What this task involves:
Every line below should be repeated exactly.
== Given records ==
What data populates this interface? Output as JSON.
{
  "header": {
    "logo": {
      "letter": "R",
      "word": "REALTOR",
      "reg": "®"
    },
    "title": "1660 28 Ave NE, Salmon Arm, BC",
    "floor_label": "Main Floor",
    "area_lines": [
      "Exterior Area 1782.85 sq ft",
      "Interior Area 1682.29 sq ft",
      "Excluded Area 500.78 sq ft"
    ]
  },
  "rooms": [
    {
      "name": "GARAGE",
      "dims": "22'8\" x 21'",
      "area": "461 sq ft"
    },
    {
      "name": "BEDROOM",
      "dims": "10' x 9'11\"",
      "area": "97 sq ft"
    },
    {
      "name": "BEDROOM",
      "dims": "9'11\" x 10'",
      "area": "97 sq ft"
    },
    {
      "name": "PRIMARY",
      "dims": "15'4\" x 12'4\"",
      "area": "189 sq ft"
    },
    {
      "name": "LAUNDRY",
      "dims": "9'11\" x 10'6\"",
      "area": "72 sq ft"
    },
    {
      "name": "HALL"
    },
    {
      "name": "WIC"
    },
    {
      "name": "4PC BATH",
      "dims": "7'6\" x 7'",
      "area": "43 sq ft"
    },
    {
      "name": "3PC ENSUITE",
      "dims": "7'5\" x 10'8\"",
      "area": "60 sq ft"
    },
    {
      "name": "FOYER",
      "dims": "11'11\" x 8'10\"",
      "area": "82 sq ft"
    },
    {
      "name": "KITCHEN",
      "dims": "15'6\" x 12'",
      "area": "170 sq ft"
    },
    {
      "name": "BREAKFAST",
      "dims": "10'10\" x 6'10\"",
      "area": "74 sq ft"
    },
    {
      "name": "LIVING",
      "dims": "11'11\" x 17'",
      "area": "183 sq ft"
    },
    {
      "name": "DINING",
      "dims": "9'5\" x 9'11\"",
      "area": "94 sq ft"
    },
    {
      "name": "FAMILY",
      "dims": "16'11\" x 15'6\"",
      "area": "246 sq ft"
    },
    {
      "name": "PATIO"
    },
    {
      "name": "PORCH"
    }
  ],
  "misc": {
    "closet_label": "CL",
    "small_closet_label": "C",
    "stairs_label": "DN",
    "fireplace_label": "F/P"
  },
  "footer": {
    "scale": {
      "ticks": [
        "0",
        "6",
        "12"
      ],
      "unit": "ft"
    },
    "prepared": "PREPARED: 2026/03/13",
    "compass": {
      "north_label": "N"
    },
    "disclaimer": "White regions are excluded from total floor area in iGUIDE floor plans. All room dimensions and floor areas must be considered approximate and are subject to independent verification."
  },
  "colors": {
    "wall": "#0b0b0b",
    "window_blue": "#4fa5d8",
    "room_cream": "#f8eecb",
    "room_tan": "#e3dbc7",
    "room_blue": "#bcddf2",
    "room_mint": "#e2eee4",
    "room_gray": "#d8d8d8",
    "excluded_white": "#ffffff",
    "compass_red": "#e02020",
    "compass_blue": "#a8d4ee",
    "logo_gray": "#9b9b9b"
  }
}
===
Final result:
What data populates this interface? Output as JSON.
{
  "header": {
    "logo": {
      "letter": "R",
      "word": "REALTOR",
      "reg": "®"
    },
    "title": "1660 28 Ave NE, Salmon Arm, BC",
    "floor_label": "Main Floor",
    "area_lines": [
      "Exterior Area 1782.85 sq ft",
      "Interior Area 1682.29 sq ft",
      "Excluded Area 500.78 sq ft"
    ]
  },
  "rooms": [
    {
      "name": "GARAGE",
      "dims": "22'8\" x 21'",
      "area": "461 sq ft"
    },
    {
      "name": "BEDROOM",
      "dims": "10' x 9'11\"",
      "area": "97 sq ft"
    },
    {
      "name": "BEDROOM",
      "dims": "9'11\" x 10'",
      "area": "97 sq ft"
    },
    {
      "name": "PRIMARY",
      "dims": "15'4\" x 12'4\"",
      "area": "189 sq ft"
    },
    {
      "name": "LAUNDRY",
      "dims": "9'11\" x 10'6\"",
      "area": "72 sq ft"
    },
    {
      "name": "HALL"
    },
    {
      "name": "WIC"
    },
    {
      "name": "4PC BATH",
      "dims": "7'6\" x 7'",
      "area": "43 sq ft"
    },
    {
      "name": "3PC ENSUITE",
      "dims": "7'5\" x 10'8\"",
      "area": "60 sq ft"
    },
    {
      "name": "FOYER",
      "dims": "11'11\" x 8'10\"",
      "area": "82 sq ft"
    },
    {
      "name": "KITCHEN",
      "dims": "15'6\" x 12'",
      "area": "170 sq ft"
    },
    {
      "name": "BREAKFAST",
      "dims": "10'10\" x 6'10\"",
      "area": "74 sq ft"
    },
    {
      "name": "LIVING",
      "dims": "11'11\" x 17'",
      "area": "183 sq ft"
    },
    {
      "name": "DINING",
      "dims": "9'5\" x 9'11\"",
      "area": "94 sq ft"
    },
    {
      "name": "FAMILY",
      "dims": "16'11\" x 15'6\"",
      "area": "246 sq ft"
    },
    {
      "name": "PATIO"
    },
    {
      "name": "PORCH"
    }
  ],
  "misc": {
    "closet_label": "CL",
    "small_closet_label": "C",
    "stairs_label": "DN",
    "fireplace_label": "F/P"
  },
  "footer": {
    "scale": {
      "ticks": [
        "0",
        "6",
        "12"
      ],
      "unit": "ft"
    },
    "prepared": "PREPARED: 2026/03/13",
    "compass": {
      "north_label": "N"
    },
    "disclaimer": "White regions are excluded from total floor area in iGUIDE floor plans. All room dimensions and floor areas must be considered approximate and are subject to independent verification."
  },
  "colors": {
    "wall": "#0b0b0b",
    "window_blue": "#4fa5d8",
    "room_cream": "#f8eecb",
    "room_tan": "#e3dbc7",
    "room_blue": "#bcddf2",
    "room_mint": "#e2eee4",
    "room_gray": "#d8d8d8",
    "excluded_white": "#ffffff",
    "compass_red": "#e02020",
    "compass_blue": "#a8d4ee",
    "logo_gray": "#9b9b9b"
  }
}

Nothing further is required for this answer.